● Stored records
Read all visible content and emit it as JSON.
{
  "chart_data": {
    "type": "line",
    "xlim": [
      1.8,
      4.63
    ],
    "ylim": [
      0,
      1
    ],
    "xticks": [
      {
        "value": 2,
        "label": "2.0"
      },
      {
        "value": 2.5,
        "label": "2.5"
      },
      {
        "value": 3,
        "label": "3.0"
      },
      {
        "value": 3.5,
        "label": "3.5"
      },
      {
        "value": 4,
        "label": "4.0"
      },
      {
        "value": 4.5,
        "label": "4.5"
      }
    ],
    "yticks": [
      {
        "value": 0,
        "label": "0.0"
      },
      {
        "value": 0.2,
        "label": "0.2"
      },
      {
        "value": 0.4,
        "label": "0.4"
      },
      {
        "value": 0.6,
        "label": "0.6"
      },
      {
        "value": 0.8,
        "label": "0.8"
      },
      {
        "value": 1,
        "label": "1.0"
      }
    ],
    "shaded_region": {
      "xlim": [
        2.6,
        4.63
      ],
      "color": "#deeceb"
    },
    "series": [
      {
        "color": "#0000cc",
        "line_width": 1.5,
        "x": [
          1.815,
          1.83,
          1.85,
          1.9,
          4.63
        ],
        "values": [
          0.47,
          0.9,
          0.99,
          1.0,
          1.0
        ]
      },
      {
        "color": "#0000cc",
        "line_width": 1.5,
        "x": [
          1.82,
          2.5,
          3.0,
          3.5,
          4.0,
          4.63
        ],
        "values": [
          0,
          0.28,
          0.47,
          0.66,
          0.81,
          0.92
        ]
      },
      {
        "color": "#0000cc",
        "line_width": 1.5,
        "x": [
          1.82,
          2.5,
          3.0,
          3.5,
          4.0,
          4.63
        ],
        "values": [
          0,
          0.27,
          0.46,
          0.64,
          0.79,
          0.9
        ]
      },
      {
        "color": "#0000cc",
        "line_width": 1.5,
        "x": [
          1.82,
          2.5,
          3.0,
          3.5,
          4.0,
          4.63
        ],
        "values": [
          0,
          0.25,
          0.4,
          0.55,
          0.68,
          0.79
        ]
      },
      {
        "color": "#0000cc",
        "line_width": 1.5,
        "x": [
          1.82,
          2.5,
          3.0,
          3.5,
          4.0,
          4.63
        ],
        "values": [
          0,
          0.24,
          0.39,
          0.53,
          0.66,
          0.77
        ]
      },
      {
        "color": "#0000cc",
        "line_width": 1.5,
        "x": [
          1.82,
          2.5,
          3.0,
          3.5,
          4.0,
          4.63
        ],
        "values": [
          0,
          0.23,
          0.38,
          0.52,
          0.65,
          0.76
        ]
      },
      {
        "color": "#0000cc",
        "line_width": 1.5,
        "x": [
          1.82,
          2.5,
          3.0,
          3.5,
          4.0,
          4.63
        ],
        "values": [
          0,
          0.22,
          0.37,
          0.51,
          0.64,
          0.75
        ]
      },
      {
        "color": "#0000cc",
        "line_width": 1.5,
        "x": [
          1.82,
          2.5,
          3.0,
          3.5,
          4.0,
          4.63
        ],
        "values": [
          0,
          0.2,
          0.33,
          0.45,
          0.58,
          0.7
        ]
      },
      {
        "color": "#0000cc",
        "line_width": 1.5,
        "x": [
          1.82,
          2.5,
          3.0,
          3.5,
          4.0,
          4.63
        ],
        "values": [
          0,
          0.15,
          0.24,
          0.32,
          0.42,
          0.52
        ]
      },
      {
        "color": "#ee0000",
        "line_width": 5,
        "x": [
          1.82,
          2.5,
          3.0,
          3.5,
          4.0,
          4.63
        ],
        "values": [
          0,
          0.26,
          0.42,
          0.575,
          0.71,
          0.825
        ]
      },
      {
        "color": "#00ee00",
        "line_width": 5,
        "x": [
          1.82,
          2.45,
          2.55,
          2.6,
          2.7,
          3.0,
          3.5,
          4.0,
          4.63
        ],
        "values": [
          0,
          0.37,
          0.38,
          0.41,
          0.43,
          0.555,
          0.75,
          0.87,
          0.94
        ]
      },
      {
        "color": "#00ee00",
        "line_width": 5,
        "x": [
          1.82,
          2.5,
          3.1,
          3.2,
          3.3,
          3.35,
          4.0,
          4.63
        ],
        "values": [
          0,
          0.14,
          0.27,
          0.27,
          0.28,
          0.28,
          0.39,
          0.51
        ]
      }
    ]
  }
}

● What you will do
Look through the data and gather every line with the string "label" in it.

● The output
        "label": "2.0"
        "label": "2.5"
        "label": "3.0"
        "label": "3.5"
        "label": "4.0"
        "label": "4.5"
        "label": "0.0"
        "label": "0.2"
        "label": "0.4"
        "label": "0.6"
        "label": "0.8"
        "label": "1.0"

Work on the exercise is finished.